For the copy, please give all of the data again exactly and leave the pictures out.

---+---

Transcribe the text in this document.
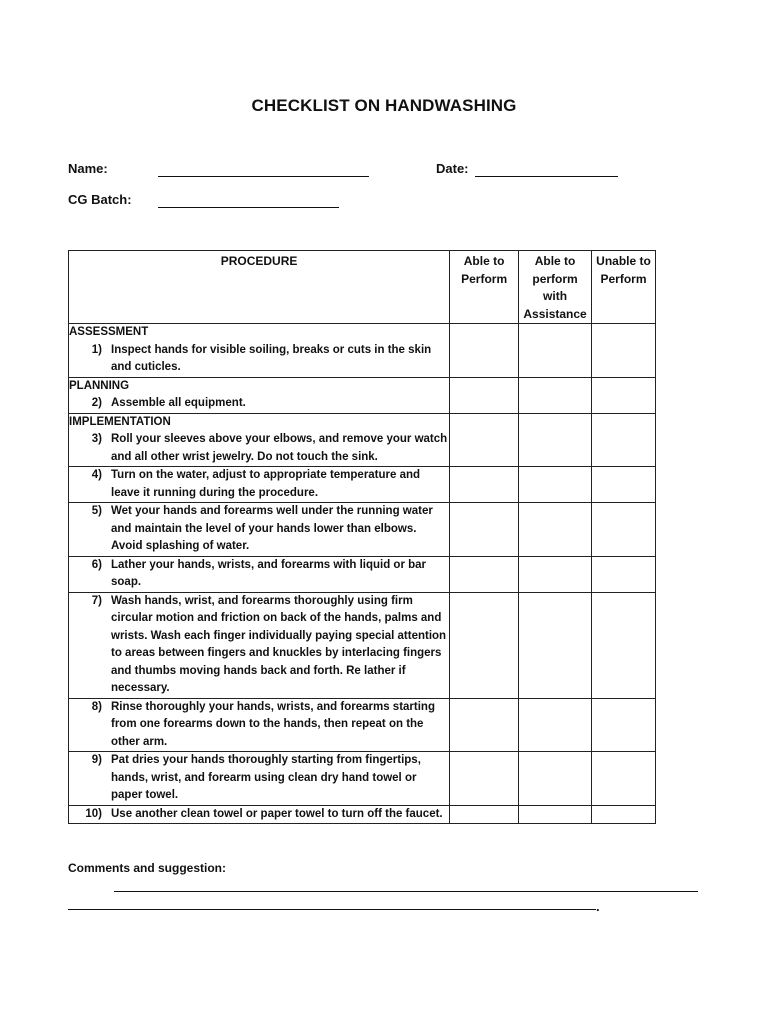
CHECKLIST ON HANDWASHING
Name:	Date:
CG Batch:
PROCEDURE	Able to Perform	Able to perform with Assistance	Unable to Perform

ASSESSMENT
1) Inspect hands for visible soiling, breaks or cuts in the skin and cuticles.			

PLANNING
2) Assemble all equipment.			

IMPLEMENTATION
3) Roll your sleeves above your elbows, and remove your watch and all other wrist jewelry. Do not touch the sink.			

4) Turn on the water, adjust to appropriate temperature and leave it running during the procedure.			

5) Wet your hands and forearms well under the running water and maintain the level of your hands lower than elbows. Avoid splashing of water.			

6) Lather your hands, wrists, and forearms with liquid or bar soap.			

7) Wash hands, wrist, and forearms thoroughly using firm circular motion and friction on back of the hands, palms and wrists. Wash each finger individually paying special attention to areas between fingers and knuckles by interlacing fingers and thumbs moving hands back and forth. Re lather if necessary.			

8) Rinse thoroughly your hands, wrists, and forearms starting from one forearms down to the hands, then repeat on the other arm.			

9) Pat dries your hands thoroughly starting from fingertips, hands, wrist, and forearm using clean dry hand towel or paper towel.			

10) Use another clean towel or paper towel to turn off the faucet.			

Comments and suggestion:
.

---+---

#### The completed task
Transcribe the text in this document.
CHECKLIST ON HANDWASHING
Name:	Date:
CG Batch:
PROCEDURE	Able to Perform	Able to perform with Assistance	Unable to Perform

ASSESSMENT
1) Inspect hands for visible soiling, breaks or cuts in the skin and cuticles.			

PLANNING
2) Assemble all equipment.			

IMPLEMENTATION
3) Roll your sleeves above your elbows, and remove your watch and all other wrist jewelry. Do not touch the sink.			

4) Turn on the water, adjust to appropriate temperature and leave it running during the procedure.			

5) Wet your hands and forearms well under the running water and maintain the level of your hands lower than elbows. Avoid splashing of water.			

6) Lather your hands, wrists, and forearms with liquid or bar soap.			

7) Wash hands, wrist, and forearms thoroughly using firm circular motion and friction on back of the hands, palms and wrists. Wash each finger individually paying special attention to areas between fingers and knuckles by interlacing fingers and thumbs moving hands back and forth. Re lather if necessary.			

8) Rinse thoroughly your hands, wrists, and forearms starting from one forearms down to the hands, then repeat on the other arm.			

9) Pat dries your hands thoroughly starting from fingertips, hands, wrist, and forearm using clean dry hand towel or paper towel.			

10) Use another clean towel or paper towel to turn off the faucet.			

Comments and suggestion:
.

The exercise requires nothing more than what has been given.